Material –
○ ○ ○

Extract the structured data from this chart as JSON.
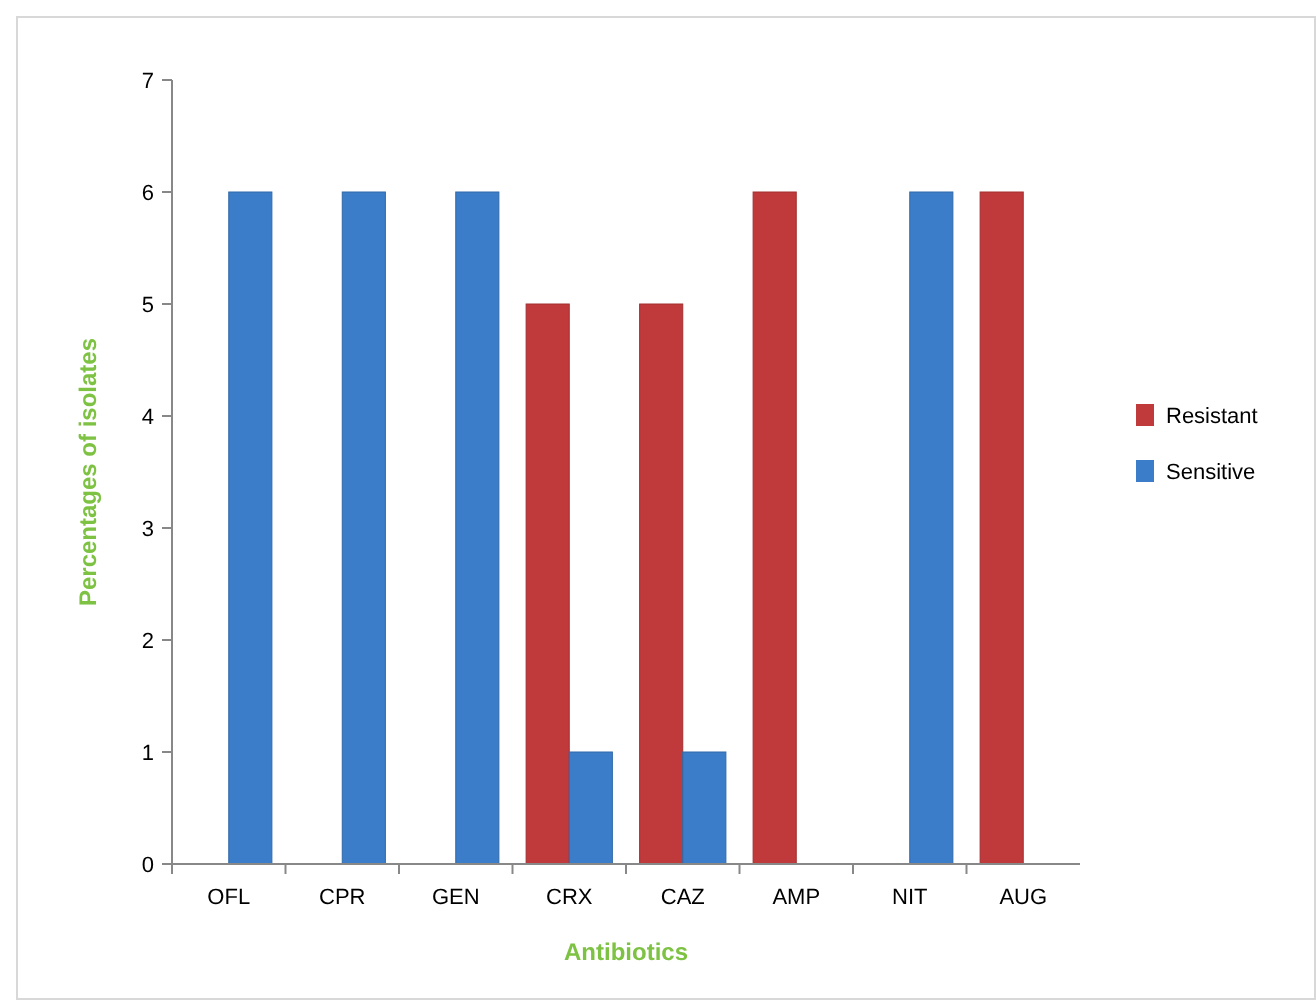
{
  "chart_data": {
    "type": "bar",
    "xlabel": "Antibiotics",
    "ylabel": "Percentages of isolates",
    "categories": [
      "OFL",
      "CPR",
      "GEN",
      "CRX",
      "CAZ",
      "AMP",
      "NIT",
      "AUG"
    ],
    "series": [
      {
        "name": "Resistant",
        "color": "#c0393b",
        "values": [
          0,
          0,
          0,
          5,
          5,
          6,
          0,
          6
        ]
      },
      {
        "name": "Sensitive",
        "color": "#3b7dc9",
        "values": [
          6,
          6,
          6,
          1,
          1,
          0,
          6,
          0
        ]
      }
    ],
    "ylim": [
      0,
      7
    ],
    "yticks": [
      0,
      1,
      2,
      3,
      4,
      5,
      6,
      7
    ],
    "grid": false,
    "legend": "right"
  }
}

○ ○ ○

Do this –
Leave out every picture and copy the rest of the records exactly.

Complete response –
Extract the structured data from this chart as JSON.
{
  "chart_data": {
    "type": "bar",
    "xlabel": "Antibiotics",
    "ylabel": "Percentages of isolates",
    "categories": [
      "OFL",
      "CPR",
      "GEN",
      "CRX",
      "CAZ",
      "AMP",
      "NIT",
      "AUG"
    ],
    "series": [
      {
        "name": "Resistant",
        "color": "#c0393b",
        "values": [
          0,
          0,
          0,
          5,
          5,
          6,
          0,
          6
        ]
      },
      {
        "name": "Sensitive",
        "color": "#3b7dc9",
        "values": [
          6,
          6,
          6,
          1,
          1,
          0,
          6,
          0
        ]
      }
    ],
    "ylim": [
      0,
      7
    ],
    "yticks": [
      0,
      1,
      2,
      3,
      4,
      5,
      6,
      7
    ],
    "grid": false,
    "legend": "right"
  }
}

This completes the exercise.